> **GIVEN RECORDS**:
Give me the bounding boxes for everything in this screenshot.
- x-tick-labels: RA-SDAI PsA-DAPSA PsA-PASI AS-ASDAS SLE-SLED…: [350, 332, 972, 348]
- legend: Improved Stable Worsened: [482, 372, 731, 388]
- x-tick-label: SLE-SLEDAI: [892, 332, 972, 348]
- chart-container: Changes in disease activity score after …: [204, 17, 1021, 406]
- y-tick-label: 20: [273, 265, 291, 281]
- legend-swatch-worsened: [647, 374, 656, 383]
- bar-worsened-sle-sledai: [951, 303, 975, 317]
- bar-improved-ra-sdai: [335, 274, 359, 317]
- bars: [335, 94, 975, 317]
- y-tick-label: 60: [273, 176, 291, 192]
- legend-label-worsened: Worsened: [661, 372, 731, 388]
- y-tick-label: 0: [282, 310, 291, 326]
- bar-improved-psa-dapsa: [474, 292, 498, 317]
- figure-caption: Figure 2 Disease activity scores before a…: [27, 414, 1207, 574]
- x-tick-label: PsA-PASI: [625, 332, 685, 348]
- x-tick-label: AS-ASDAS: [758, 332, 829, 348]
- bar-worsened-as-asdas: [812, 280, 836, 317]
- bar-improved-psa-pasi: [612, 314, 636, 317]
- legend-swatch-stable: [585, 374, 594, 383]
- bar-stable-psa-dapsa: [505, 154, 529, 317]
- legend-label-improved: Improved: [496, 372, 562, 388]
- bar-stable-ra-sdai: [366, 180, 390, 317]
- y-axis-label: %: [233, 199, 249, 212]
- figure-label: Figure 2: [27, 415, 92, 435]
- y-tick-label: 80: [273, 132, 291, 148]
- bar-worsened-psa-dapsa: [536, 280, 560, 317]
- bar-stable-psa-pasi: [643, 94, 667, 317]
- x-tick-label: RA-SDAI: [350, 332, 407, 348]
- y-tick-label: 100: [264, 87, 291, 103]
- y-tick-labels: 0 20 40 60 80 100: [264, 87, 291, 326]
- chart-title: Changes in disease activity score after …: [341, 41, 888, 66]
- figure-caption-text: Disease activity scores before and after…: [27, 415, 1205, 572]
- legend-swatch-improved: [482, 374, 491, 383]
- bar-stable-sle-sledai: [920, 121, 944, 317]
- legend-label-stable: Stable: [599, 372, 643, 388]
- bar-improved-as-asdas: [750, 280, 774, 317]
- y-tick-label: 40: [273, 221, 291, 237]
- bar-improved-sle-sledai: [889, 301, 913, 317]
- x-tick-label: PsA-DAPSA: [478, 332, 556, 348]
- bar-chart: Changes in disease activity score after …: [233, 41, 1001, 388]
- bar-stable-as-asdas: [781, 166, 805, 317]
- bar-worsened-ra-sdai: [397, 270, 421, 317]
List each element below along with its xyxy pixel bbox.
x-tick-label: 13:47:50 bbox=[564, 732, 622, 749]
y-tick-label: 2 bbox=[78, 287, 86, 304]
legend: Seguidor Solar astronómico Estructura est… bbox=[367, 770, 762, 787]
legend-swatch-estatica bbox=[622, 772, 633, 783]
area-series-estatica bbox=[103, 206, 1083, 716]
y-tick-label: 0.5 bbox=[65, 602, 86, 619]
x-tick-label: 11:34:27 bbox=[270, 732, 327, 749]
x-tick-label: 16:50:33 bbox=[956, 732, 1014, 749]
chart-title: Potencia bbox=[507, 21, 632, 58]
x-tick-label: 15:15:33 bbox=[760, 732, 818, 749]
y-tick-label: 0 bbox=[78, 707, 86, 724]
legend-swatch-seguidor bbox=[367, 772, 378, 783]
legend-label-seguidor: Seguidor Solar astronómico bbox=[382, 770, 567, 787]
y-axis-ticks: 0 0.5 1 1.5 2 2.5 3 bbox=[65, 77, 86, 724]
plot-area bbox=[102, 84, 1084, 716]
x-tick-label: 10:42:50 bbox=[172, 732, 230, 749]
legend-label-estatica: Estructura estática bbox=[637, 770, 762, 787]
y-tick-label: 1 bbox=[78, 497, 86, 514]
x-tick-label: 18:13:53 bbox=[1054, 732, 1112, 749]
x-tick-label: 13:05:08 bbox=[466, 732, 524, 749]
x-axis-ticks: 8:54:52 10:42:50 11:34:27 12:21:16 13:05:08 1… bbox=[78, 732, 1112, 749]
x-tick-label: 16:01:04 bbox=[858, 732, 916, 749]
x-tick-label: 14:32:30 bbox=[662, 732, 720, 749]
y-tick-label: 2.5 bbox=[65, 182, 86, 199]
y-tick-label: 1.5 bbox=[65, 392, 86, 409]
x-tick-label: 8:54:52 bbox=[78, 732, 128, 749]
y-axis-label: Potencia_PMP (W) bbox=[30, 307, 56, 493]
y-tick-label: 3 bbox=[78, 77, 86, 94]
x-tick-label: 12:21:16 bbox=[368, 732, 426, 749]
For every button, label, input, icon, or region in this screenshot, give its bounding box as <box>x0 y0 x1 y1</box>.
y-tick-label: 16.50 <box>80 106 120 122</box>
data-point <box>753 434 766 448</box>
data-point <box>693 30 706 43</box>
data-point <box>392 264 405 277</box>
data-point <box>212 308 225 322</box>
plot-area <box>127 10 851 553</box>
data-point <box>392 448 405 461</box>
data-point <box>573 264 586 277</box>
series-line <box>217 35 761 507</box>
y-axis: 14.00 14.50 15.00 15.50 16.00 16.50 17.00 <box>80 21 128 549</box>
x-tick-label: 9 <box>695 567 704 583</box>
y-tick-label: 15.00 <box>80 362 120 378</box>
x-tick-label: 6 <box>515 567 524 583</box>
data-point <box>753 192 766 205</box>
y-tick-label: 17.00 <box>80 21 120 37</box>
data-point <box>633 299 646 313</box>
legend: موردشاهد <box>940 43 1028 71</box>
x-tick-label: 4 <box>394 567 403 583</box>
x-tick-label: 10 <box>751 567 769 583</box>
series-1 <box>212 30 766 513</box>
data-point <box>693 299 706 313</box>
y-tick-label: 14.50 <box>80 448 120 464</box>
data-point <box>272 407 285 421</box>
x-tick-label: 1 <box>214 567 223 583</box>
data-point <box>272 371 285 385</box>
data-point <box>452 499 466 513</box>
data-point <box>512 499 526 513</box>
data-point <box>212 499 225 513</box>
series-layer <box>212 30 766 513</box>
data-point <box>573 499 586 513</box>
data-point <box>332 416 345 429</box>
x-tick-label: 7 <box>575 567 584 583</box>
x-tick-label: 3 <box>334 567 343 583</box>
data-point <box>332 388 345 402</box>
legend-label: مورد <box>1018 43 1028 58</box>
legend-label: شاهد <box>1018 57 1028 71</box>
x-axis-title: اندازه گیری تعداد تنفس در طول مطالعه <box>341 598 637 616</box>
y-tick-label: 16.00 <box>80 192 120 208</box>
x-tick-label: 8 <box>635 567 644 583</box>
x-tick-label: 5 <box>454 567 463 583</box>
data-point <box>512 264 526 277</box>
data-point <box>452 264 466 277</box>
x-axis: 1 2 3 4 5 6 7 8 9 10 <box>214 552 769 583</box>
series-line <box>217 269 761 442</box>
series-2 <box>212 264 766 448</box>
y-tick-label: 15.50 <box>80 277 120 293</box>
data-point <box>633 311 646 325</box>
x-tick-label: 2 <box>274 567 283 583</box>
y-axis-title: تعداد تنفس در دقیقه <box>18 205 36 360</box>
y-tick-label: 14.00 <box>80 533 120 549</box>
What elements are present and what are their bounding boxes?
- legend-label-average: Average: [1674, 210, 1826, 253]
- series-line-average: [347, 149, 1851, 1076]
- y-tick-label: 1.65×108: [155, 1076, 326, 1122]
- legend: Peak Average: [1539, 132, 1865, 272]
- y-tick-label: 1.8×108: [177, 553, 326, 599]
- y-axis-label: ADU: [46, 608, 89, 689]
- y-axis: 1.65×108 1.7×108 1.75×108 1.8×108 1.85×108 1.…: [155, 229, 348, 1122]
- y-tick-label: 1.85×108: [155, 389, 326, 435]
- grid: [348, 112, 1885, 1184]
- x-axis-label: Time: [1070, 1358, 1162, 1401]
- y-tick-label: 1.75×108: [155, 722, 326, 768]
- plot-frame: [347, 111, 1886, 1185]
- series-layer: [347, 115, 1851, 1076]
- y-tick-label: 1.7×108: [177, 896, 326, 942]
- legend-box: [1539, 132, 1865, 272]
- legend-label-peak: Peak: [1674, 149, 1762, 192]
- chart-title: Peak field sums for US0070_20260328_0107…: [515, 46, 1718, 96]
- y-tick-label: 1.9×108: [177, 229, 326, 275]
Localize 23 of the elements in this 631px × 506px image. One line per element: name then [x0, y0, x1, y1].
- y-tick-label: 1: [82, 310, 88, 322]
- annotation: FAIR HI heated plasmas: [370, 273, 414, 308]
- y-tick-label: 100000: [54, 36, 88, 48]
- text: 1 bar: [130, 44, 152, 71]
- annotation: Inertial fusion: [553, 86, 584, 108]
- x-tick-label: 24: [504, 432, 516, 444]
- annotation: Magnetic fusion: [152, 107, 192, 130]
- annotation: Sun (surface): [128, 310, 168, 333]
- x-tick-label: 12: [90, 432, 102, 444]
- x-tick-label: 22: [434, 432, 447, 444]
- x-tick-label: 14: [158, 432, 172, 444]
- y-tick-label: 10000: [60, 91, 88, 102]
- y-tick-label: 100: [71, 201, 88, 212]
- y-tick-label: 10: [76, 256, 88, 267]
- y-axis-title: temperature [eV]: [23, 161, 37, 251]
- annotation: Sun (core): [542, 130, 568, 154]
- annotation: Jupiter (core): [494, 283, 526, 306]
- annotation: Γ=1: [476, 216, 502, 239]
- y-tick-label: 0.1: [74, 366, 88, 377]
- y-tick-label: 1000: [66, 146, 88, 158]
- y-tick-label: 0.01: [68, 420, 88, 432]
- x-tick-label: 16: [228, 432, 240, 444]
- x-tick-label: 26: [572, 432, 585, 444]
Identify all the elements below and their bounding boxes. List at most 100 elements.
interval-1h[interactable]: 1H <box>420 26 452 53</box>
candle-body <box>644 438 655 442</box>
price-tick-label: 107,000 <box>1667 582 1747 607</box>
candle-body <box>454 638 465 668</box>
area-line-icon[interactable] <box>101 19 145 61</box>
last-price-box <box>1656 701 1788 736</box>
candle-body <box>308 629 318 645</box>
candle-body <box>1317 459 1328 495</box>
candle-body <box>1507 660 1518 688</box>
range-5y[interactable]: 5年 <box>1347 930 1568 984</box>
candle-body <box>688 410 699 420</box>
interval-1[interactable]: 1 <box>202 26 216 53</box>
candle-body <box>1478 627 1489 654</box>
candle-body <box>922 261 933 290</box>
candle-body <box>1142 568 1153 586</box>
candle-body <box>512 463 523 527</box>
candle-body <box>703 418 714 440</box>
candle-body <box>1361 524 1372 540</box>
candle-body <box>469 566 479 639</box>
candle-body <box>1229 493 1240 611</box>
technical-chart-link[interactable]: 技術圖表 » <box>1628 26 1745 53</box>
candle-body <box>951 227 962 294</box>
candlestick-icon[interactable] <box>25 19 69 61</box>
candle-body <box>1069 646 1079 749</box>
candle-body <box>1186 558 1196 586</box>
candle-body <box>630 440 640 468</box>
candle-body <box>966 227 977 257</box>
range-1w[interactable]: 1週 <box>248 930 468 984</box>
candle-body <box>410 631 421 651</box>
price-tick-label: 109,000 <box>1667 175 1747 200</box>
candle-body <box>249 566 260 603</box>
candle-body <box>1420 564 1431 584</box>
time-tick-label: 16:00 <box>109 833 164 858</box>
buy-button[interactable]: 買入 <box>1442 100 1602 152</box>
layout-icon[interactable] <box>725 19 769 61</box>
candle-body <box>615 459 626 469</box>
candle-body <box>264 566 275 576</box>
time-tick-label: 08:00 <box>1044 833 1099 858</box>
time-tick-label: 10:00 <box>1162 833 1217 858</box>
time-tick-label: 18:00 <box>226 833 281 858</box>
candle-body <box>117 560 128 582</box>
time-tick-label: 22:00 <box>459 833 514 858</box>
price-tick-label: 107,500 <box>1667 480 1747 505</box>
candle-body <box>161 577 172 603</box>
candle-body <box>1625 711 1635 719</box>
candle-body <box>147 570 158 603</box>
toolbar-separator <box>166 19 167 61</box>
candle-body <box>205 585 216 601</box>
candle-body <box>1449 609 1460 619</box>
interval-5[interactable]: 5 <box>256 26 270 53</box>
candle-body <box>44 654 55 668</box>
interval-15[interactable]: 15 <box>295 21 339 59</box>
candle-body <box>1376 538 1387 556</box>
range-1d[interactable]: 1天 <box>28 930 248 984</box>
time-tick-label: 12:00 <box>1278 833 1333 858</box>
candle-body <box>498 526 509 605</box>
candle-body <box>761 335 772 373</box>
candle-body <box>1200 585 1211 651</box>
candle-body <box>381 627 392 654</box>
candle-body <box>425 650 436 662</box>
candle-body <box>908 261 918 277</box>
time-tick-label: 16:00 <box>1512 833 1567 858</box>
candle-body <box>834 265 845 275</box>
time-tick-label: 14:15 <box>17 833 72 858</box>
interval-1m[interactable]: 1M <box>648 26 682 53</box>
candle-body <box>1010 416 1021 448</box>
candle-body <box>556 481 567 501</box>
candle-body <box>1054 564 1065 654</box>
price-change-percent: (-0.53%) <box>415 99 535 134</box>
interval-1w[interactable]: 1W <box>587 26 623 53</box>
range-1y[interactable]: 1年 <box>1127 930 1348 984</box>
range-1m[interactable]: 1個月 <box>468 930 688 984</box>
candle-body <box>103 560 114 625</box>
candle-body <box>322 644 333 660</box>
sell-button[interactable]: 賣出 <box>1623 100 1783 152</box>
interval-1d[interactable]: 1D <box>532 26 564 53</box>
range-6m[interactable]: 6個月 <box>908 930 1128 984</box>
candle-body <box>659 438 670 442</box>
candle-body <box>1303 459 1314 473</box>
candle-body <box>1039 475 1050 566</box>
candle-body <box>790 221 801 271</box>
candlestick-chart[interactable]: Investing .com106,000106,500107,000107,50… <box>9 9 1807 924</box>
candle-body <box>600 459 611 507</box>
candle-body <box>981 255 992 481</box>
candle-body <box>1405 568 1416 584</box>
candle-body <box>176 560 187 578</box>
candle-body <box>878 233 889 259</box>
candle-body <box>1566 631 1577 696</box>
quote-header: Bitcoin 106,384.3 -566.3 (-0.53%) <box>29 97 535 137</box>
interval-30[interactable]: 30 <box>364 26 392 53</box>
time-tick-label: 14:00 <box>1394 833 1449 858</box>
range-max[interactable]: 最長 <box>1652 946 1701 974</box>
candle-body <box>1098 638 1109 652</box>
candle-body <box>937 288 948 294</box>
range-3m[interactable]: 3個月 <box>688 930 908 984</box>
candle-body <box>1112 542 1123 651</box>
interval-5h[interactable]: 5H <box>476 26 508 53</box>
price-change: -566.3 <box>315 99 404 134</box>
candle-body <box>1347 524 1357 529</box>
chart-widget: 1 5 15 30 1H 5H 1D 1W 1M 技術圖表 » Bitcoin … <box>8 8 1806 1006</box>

> **TASK**: Copy the listing from its first line through the line containing "- x-tick-label: SLE-SLEDAI: [892, 332, 972, 348]", substituting "Declined" for "Worsened" and leaving everything else unchanged.

> **WORKED SOLUTION**:
Give me the bounding boxes for everything in this screenshot.
- x-tick-labels: RA-SDAI PsA-DAPSA PsA-PASI AS-ASDAS SLE-SLED…: [350, 332, 972, 348]
- legend: Improved Stable Declined: [482, 372, 731, 388]
- x-tick-label: SLE-SLEDAI: [892, 332, 972, 348]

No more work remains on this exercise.